====== Data for this task

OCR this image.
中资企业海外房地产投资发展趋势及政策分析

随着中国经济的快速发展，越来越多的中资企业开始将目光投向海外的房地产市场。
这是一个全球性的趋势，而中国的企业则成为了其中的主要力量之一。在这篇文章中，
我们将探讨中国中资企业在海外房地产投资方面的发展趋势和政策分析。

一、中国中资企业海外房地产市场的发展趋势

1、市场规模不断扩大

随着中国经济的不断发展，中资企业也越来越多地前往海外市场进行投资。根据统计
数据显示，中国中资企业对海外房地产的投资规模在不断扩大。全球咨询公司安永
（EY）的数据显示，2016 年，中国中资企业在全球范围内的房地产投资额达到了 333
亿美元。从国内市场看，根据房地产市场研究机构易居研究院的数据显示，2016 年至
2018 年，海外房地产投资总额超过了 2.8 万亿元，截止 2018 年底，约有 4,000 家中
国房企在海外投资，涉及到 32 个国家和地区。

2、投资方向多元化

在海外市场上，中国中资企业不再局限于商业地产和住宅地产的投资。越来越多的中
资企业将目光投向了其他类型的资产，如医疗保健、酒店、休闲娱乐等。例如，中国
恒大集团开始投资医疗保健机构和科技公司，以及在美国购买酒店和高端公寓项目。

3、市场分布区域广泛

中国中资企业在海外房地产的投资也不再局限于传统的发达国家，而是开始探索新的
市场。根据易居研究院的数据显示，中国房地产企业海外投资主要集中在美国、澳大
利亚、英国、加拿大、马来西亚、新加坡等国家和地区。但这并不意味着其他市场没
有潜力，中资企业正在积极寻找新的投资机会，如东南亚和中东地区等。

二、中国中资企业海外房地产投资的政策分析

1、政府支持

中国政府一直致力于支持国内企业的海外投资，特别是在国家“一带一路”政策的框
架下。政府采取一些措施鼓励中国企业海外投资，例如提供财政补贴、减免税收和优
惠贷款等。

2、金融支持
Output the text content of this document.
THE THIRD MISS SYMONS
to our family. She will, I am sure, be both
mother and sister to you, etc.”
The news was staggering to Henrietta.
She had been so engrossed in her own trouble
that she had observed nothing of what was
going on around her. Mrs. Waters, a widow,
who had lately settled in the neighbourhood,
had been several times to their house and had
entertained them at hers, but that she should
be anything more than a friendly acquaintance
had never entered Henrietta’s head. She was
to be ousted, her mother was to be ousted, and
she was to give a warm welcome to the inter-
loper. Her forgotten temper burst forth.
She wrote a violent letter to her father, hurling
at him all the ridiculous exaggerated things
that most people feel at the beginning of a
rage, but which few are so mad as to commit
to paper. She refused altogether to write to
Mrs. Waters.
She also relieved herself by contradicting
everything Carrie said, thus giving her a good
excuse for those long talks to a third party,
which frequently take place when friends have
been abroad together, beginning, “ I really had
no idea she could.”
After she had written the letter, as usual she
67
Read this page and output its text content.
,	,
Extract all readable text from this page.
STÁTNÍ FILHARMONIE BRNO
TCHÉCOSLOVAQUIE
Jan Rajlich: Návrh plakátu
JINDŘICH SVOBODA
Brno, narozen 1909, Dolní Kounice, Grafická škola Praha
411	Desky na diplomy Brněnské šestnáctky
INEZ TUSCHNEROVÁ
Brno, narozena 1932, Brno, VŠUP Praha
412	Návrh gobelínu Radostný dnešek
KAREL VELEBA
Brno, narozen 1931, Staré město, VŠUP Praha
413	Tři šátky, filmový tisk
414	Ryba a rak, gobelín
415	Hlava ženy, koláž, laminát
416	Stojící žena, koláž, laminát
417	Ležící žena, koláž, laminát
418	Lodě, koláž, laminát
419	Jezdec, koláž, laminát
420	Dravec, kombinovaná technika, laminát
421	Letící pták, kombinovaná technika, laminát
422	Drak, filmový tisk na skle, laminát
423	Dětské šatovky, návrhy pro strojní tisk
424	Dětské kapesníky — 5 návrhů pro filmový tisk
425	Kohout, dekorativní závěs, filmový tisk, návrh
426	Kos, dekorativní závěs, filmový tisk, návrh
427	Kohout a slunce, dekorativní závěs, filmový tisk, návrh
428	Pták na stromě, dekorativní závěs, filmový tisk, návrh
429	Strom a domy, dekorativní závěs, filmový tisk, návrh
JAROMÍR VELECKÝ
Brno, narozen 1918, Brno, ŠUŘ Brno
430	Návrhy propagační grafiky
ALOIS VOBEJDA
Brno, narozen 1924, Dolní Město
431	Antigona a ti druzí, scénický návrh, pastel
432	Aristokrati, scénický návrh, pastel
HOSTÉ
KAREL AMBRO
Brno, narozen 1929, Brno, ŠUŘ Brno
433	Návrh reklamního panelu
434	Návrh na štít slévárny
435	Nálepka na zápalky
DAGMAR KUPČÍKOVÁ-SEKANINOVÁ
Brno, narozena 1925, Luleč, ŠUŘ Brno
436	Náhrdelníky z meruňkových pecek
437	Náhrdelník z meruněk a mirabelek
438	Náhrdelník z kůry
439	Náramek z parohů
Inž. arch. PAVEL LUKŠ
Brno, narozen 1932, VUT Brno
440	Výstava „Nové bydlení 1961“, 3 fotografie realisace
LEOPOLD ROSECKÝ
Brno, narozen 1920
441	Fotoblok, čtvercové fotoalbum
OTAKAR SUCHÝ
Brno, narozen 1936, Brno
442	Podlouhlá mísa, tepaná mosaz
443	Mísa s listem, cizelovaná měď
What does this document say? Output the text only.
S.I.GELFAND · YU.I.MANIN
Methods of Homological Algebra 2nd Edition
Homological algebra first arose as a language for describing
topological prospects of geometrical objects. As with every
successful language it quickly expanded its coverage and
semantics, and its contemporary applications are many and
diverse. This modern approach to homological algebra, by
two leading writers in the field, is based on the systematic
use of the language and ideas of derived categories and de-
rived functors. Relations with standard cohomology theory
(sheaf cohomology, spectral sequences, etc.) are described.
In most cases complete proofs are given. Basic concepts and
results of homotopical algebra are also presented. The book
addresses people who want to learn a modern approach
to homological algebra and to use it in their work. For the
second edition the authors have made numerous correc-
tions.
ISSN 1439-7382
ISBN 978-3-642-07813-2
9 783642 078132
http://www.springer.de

============

**Problem to work on:**
Identify all lines in the records above with the word "Waters".

**Exercise output:**
going on around her. Mrs. Waters, a widow,
Mrs. Waters.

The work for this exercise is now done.